_PAGE_:

[start]

Scotch-Irish-L ArchivesArchiver > Scotch-Irish > 1997-11 > 0878747806
From: "WILLIAM JOHN SHEPHERD, SR." <>
Subject: This Day In Scottish History
Date: Wed, 05 Nov 1997 11:36:46 -0500 (EST)
5 November 1605 - GUNPOWDER PLOT Exposed - Following the Protestant
Reformation in England, Roman Catholics were not unnaturally suspected as
agents working against the new order. Accordingly, many acts and restrictions
against them were introduced and guilty and innocent suffered alike. Before
ascending to the English throne in 1603, which was left vacant by the childless
Elizabeth I, King James VI of Scotland promised relief to English Catholics.
This was no doubt induced by his desire to appease various elements which might
oppose his succession and probably reflected the delicate nature of his
relationship with Scottish Catholics who were still strong in many parts of the
After arriving in England and realizing how weak the Catholic
element was in actuality, James VI of Scotland, now also known as James I of
England, went back on his word. Not only was relief to Catholics not
forthcoming, but in many instances, the persecution increased. This incensed
a group of English Catholic gentlemen, some thirteen in number, who were led by
Robert Catesby and Guy Fawkes, to take drastic action. Most of them had seen
military service in the Dutch wars as members of the Spanish army and were
largely influenced by Jesuit teaching. Organized in 1604, they arranged by
November of 1605 to tunnel underneath the Parliament building at Westminister
to plant kegs of gunpowder in order to blow King and parliament to kingdom
At the last minute, one of the conspirators revealed the plot to the
authorities. It is unclear whether he lost his nerve or had been a government
agent all along. Whatever his motivation, a frantic search of the building
uncovered the gunpowder and the conspirators sought to make their escape.

[end]

_ENTRIES PROVIDED_:

[start]

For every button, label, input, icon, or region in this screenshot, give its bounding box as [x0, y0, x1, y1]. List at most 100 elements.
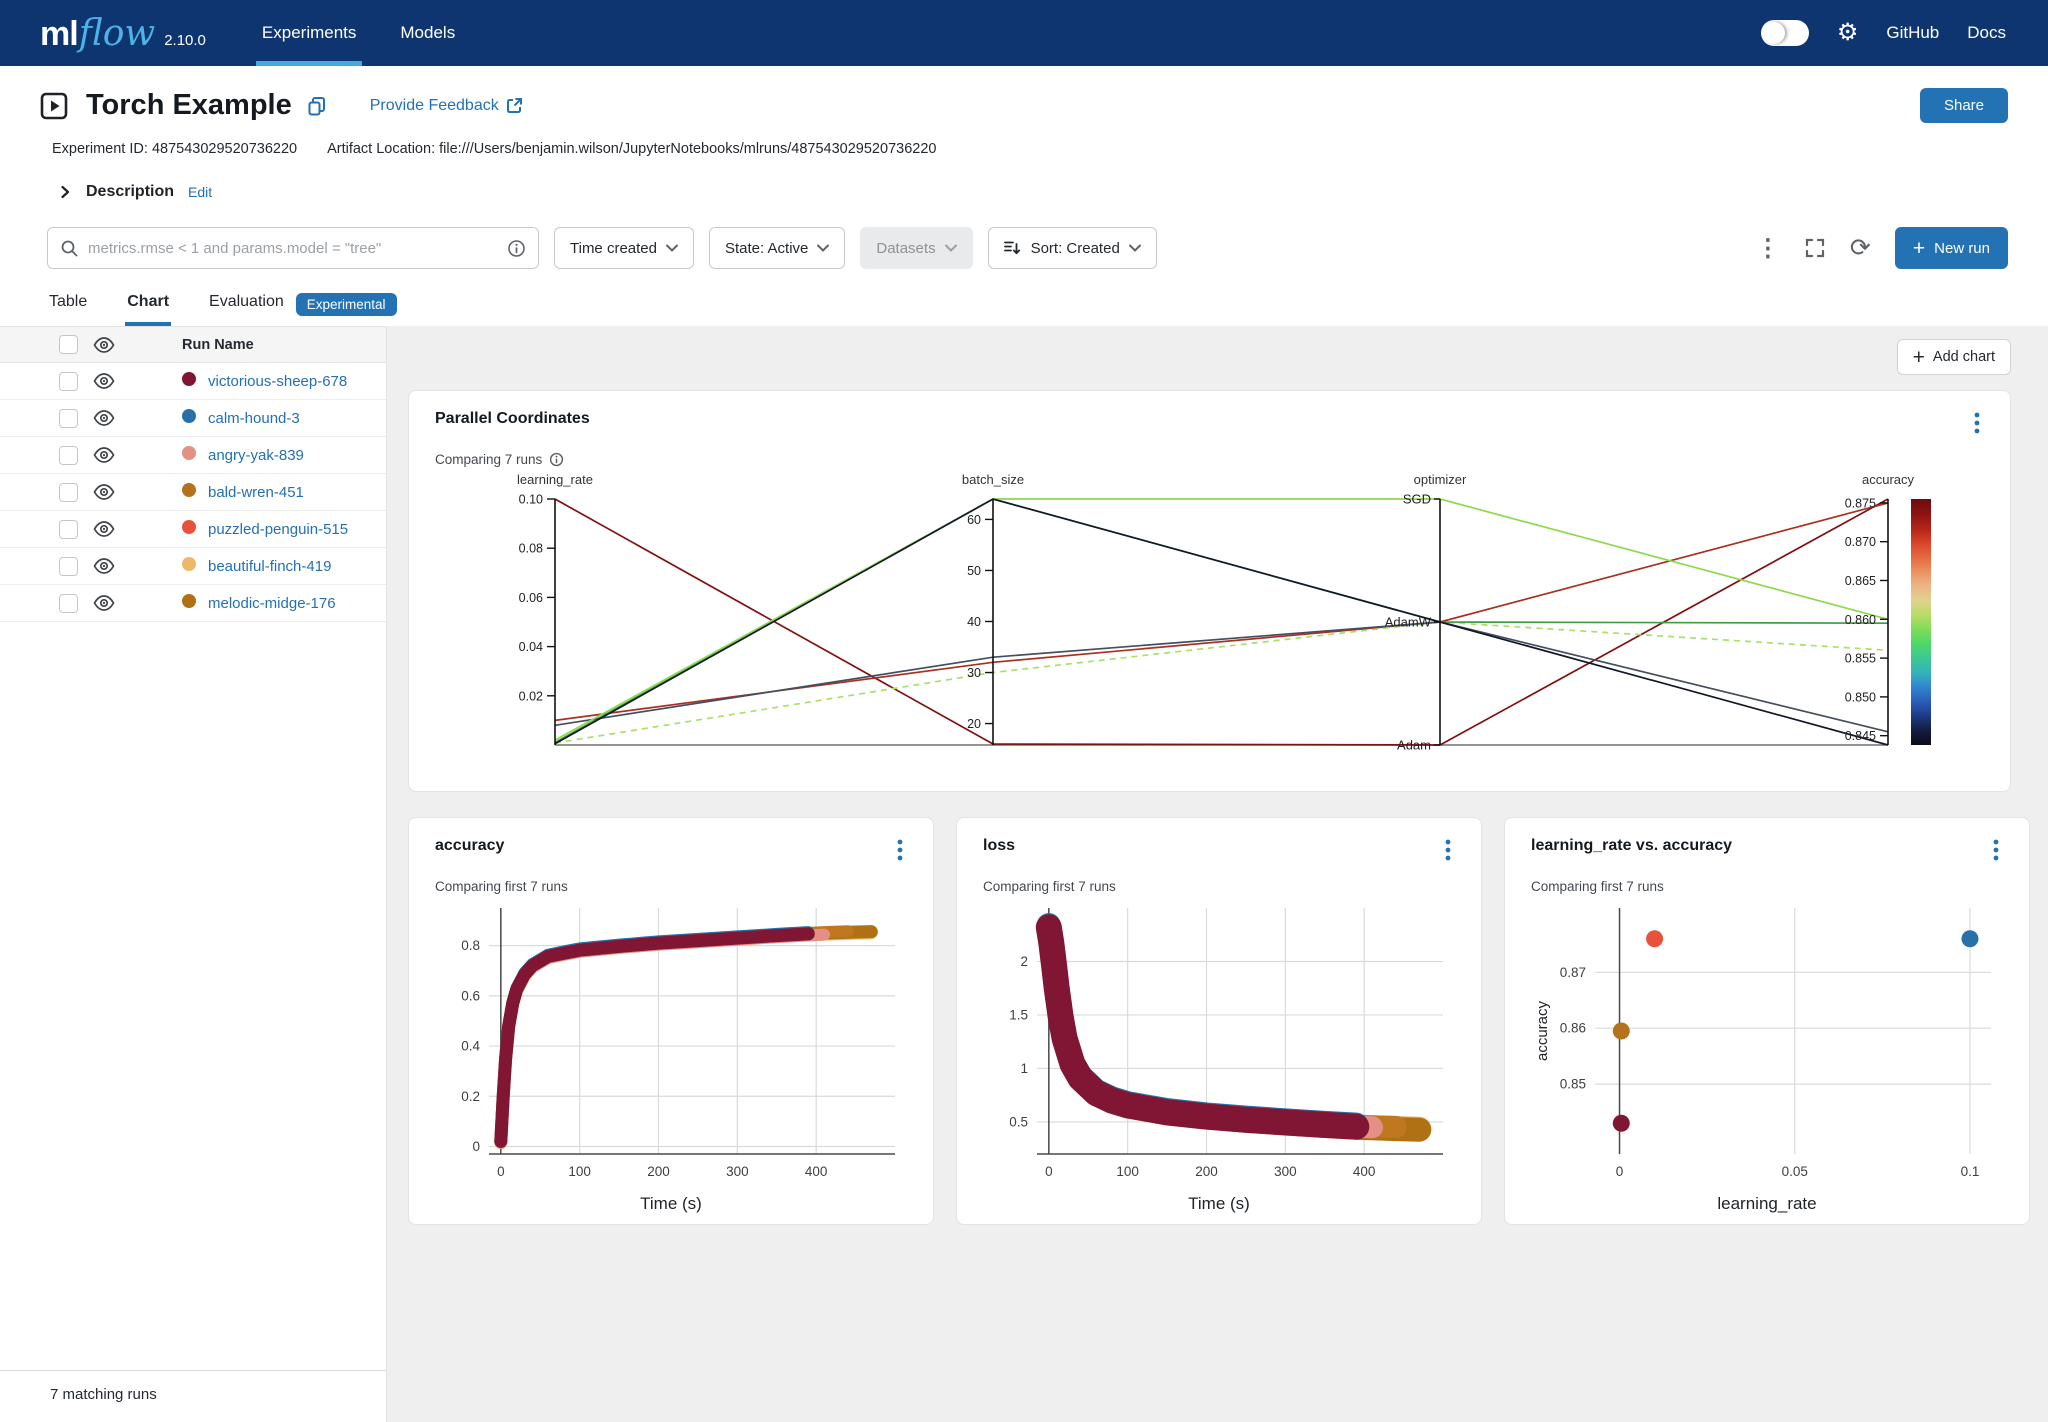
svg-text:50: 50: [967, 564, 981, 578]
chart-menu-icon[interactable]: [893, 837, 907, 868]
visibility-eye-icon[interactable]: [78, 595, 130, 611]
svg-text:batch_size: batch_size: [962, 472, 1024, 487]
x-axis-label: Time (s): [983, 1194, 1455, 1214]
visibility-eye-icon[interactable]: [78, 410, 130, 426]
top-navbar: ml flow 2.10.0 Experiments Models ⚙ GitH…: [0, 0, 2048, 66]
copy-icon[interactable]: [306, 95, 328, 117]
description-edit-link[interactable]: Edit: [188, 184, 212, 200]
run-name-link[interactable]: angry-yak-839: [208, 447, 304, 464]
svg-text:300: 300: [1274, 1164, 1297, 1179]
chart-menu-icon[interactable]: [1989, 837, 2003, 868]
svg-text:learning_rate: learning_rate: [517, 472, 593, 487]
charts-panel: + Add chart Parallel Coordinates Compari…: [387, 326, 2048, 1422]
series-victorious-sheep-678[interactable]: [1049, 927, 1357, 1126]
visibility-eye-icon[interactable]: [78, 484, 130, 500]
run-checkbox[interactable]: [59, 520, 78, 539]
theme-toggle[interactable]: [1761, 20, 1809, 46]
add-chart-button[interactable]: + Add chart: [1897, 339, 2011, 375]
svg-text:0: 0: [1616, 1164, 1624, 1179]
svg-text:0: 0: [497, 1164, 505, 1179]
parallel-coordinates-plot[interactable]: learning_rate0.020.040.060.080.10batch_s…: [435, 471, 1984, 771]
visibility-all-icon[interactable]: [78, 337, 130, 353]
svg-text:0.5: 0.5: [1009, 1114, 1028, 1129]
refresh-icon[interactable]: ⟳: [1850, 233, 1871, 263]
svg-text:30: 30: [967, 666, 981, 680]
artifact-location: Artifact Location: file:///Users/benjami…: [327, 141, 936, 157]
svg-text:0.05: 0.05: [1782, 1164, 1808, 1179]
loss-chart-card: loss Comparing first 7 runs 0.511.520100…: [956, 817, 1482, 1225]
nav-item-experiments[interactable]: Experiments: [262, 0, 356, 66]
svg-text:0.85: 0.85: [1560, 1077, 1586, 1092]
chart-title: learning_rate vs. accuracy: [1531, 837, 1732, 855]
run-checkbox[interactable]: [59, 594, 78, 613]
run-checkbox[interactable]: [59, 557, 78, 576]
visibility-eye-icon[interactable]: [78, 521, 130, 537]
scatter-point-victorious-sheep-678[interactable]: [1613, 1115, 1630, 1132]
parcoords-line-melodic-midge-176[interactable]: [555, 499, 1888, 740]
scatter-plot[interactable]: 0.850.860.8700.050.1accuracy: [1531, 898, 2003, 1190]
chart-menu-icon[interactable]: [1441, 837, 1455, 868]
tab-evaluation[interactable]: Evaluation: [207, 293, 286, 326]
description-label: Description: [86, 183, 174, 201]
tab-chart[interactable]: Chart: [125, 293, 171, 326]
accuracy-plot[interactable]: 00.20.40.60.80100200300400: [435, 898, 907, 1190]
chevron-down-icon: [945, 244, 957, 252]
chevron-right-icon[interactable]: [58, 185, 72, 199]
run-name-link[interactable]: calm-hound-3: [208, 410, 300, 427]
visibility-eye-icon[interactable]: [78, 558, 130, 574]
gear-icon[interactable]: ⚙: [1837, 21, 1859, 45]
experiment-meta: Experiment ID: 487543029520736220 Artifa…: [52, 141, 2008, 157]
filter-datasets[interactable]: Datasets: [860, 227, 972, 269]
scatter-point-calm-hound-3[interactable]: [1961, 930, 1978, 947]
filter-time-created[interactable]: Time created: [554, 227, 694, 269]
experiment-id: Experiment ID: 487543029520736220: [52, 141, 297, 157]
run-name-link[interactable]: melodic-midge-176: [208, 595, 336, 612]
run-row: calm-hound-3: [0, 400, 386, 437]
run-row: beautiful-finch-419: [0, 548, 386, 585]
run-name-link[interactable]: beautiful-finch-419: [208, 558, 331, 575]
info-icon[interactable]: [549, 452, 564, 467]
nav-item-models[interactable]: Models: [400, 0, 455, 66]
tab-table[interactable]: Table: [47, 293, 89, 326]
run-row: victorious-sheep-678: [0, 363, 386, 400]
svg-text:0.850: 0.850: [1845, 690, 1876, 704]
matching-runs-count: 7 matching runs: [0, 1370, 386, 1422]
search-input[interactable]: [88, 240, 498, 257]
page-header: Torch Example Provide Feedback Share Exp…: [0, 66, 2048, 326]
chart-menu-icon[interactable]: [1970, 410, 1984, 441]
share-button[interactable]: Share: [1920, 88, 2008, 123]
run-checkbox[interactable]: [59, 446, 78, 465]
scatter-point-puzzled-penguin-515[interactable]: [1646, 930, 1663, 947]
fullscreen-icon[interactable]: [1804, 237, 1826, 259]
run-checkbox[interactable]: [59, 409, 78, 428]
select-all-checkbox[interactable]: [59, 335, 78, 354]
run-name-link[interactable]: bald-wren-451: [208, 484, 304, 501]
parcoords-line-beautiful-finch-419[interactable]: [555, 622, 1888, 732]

[end]

_STATED PROBLEM 1_: Who led the group of English Catholic gentlemen in the Gunpowder Plot post?
_STATED PROBLEM 2_: Extend the Gunpowder Plot post, picking up right after its final sentence.
The data above was drawn from a different source than the Gunpowder Plot post.

_RESPONSE 1_: Robert Catesby and Guy Fawkes.

_RESPONSE 2_:
They attempted an epic flight to reach Wales but only made it as far as
Worcestershire when, in a supreme act of poetic justice, their gunpowder
store exploded, wounding many of them. This devastating event seemed to be
an act of God's judgement against them, yet they decided to sell their lives
dearly to the English troops which soon confronted them. They defended
themselves bravely against heavy odds but four of them, including Catesby,
were killed and the rest wounded and captured. After an almost endless series
of examiniation, the survivors were put on trial on 27 January 1606 and
executed for treason on 31 January 1606.
This was probably the most severe blow suffered by English Catholics
between the reigns of Bloody Mary (1553-1558) and James VII and II (1685-1688).
Even the most extreme rhetoric of the threat posed by Roman Catholicism
appeared to be confirmed to the English public and anti-Catholic passion
remained a determining factor in the subsequent history of the Stuart monarchy.
5 November 1787 - Sir JOHN RICHARDSON, Arctic explorer and writer on
several natural sciences, born in Dumfries.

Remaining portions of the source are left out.